Records about charts and figures
▬▬▬▬▬▬▬▬▬▬
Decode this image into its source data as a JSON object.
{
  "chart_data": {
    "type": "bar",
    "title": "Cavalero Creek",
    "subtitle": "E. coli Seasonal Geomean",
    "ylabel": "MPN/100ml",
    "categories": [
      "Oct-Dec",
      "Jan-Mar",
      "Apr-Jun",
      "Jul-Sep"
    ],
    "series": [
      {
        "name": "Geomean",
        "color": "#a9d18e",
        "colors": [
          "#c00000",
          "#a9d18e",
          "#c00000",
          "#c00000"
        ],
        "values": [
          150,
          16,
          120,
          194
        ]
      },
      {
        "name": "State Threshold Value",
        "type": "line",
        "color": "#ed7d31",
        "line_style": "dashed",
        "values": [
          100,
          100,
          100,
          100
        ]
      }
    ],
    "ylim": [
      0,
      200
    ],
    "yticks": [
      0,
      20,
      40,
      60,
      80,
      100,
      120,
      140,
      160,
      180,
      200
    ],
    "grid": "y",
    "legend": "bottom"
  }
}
▬▬▬▬▬▬▬▬▬▬
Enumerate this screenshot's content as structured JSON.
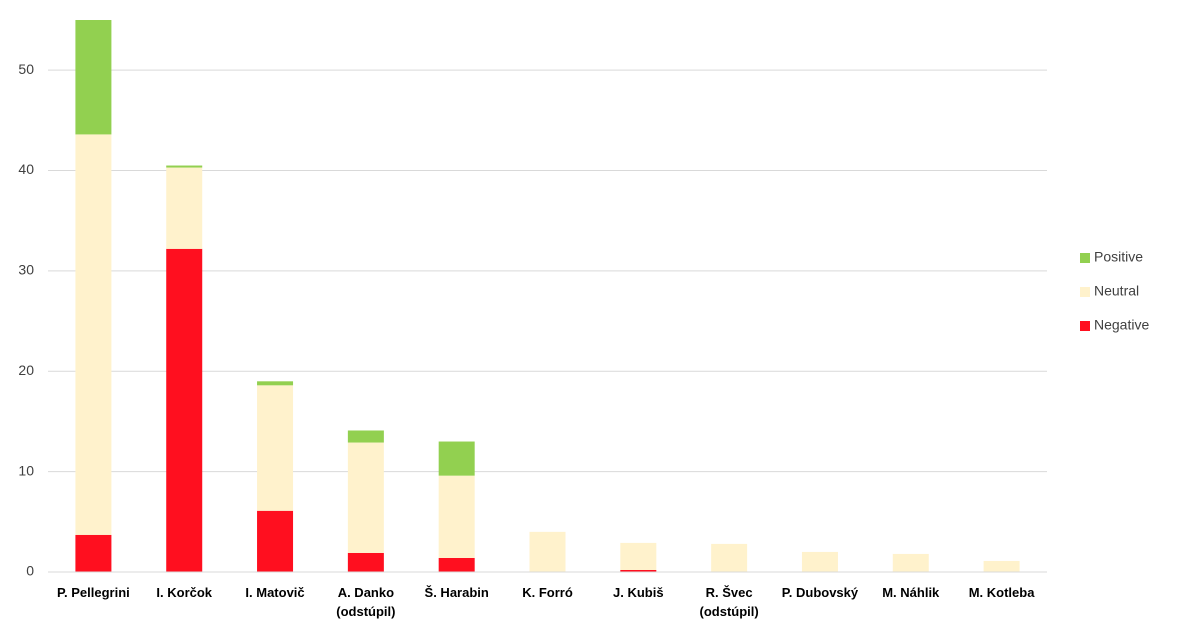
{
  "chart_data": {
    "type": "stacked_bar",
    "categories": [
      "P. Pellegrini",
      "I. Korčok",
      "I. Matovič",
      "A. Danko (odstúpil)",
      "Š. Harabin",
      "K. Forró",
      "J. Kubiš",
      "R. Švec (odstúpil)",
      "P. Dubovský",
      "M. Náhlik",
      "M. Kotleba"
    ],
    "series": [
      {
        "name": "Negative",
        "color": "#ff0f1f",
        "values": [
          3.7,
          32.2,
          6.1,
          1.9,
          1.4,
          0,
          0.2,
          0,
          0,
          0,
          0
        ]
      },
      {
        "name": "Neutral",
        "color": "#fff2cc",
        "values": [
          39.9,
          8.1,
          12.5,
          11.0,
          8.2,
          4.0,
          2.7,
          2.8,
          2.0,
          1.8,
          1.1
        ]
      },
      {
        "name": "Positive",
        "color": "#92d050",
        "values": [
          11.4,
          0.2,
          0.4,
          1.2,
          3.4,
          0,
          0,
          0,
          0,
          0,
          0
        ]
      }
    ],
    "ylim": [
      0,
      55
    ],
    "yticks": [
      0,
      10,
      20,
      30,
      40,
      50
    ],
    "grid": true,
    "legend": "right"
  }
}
▬▬▬▬▬▬▬▬▬▬
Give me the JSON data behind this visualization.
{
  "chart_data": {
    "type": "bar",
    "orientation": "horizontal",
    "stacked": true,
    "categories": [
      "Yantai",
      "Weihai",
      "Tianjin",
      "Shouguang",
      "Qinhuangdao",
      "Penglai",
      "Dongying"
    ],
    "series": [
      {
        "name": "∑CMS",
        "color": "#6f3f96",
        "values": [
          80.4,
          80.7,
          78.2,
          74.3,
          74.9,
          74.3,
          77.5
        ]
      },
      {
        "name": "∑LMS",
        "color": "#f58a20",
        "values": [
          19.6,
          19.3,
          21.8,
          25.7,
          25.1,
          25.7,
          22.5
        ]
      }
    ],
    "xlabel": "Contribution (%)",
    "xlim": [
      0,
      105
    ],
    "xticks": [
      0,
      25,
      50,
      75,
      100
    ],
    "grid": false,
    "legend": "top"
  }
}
▬▬▬▬▬▬▬▬▬▬
Problem description ->
Select the lines that carry the string "name" and copy them.

Full solution ->
        "name": "Geomean",
        "name": "State Threshold Value",
        "name": "Negative",
        "name": "Neutral",
        "name": "Positive",
        "name": "∑CMS",
        "name": "∑LMS",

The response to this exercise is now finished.